> To do
Leaving out the pictures, please retype each record exactly.

Stored entries:
>> start

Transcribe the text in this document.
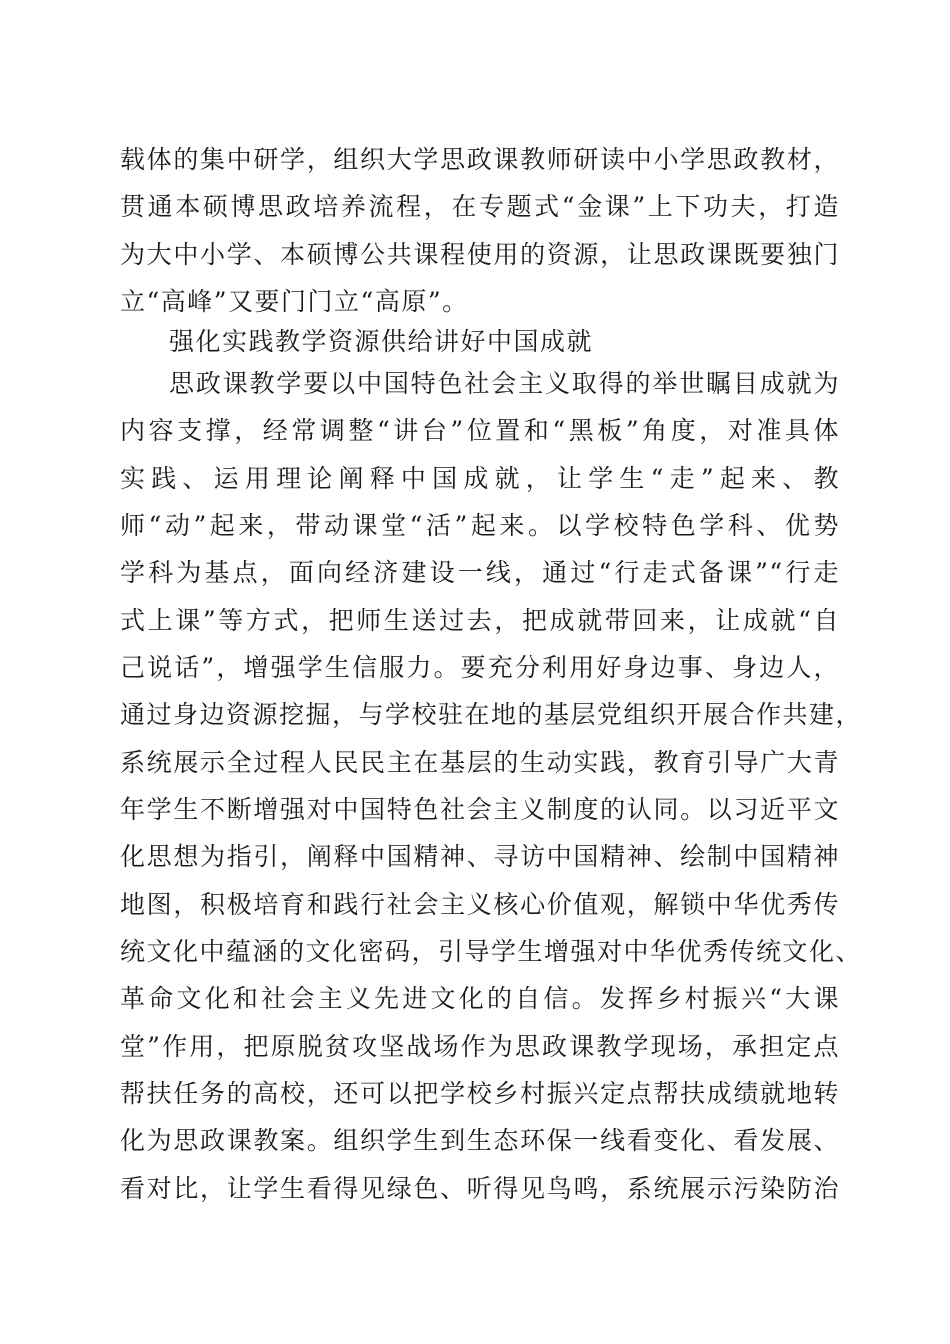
载体的集中研学，组织大学思政课教师研读中小学思政教材，
贯通本硕博思政培养流程，在专题式“金课”上下功夫，打造
为大中小学、本硕博公共课程使用的资源，让思政课既要独门
立“高峰”又要门门立“高原”。
强化实践教学资源供给讲好中国成就
思政课教学要以中国特色社会主义取得的举世瞩目成就为
内容支撑，经常调整“讲台”位置和“黑板”角度，对准具体
实践、运用理论阐释中国成就，让学生“走”起来、教
师“动”起来，带动课堂“活”起来。以学校特色学科、优势
学科为基点，面向经济建设一线，通过“行走式备课”“行走
式上课”等方式，把师生送过去，把成就带回来，让成就“自
己说话”，增强学生信服力。要充分利用好身边事、身边人，
通过身边资源挖掘，与学校驻在地的基层党组织开展合作共建，
系统展示全过程人民民主在基层的生动实践，教育引导广大青
年学生不断增强对中国特色社会主义制度的认同。以习近平文
化思想为指引，阐释中国精神、寻访中国精神、绘制中国精神
地图，积极培育和践行社会主义核心价值观，解锁中华优秀传
统文化中蕴涵的文化密码，引导学生增强对中华优秀传统文化、
革命文化和社会主义先进文化的自信。发挥乡村振兴“大课
堂”作用，把原脱贫攻坚战场作为思政课教学现场，承担定点
帮扶任务的高校，还可以把学校乡村振兴定点帮扶成绩就地转
化为思政课教案。组织学生到生态环保一线看变化、看发展、
看对比，让学生看得见绿色、听得见鸟鸣，系统展示污染防治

>> end

> Solution to this exercise
Transcribe the text in this document.
载体的集中研学，组织大学思政课教师研读中小学思政教材，
贯通本硕博思政培养流程，在专题式“金课”上下功夫，打造
为大中小学、本硕博公共课程使用的资源，让思政课既要独门
立“高峰”又要门门立“高原”。
强化实践教学资源供给讲好中国成就
思政课教学要以中国特色社会主义取得的举世瞩目成就为
内容支撑，经常调整“讲台”位置和“黑板”角度，对准具体
实践、运用理论阐释中国成就，让学生“走”起来、教
师“动”起来，带动课堂“活”起来。以学校特色学科、优势
学科为基点，面向经济建设一线，通过“行走式备课”“行走
式上课”等方式，把师生送过去，把成就带回来，让成就“自
己说话”，增强学生信服力。要充分利用好身边事、身边人，
通过身边资源挖掘，与学校驻在地的基层党组织开展合作共建，
系统展示全过程人民民主在基层的生动实践，教育引导广大青
年学生不断增强对中国特色社会主义制度的认同。以习近平文
化思想为指引，阐释中国精神、寻访中国精神、绘制中国精神
地图，积极培育和践行社会主义核心价值观，解锁中华优秀传
统文化中蕴涵的文化密码，引导学生增强对中华优秀传统文化、
革命文化和社会主义先进文化的自信。发挥乡村振兴“大课
堂”作用，把原脱贫攻坚战场作为思政课教学现场，承担定点
帮扶任务的高校，还可以把学校乡村振兴定点帮扶成绩就地转
化为思政课教案。组织学生到生态环保一线看变化、看发展、
看对比，让学生看得见绿色、听得见鸟鸣，系统展示污染防治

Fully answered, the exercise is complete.